Written task ->
Pick out the lines containing "scroll".

>> Begin

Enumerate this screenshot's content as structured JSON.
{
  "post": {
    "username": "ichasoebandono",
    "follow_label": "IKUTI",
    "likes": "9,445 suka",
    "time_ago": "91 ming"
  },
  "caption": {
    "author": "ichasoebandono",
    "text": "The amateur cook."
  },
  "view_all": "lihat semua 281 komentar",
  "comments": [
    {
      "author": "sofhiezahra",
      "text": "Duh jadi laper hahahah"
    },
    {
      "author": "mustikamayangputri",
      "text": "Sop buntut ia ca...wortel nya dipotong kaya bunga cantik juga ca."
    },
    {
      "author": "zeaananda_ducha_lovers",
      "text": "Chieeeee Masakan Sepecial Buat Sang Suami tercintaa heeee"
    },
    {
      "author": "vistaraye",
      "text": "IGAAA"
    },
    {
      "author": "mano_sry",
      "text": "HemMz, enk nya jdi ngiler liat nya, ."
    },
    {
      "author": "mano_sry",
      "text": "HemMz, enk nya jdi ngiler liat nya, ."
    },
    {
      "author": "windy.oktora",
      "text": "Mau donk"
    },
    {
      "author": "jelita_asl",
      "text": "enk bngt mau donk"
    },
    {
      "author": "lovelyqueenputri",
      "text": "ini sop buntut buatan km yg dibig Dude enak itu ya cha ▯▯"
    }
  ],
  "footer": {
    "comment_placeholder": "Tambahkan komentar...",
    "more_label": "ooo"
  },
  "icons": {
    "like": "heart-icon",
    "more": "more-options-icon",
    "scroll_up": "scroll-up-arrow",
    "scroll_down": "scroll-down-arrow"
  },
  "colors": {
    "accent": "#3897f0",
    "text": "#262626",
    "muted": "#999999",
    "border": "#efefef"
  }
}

>> End

Written solution ->
    "scroll_up": "scroll-up-arrow",
    "scroll_down": "scroll-down-arrow"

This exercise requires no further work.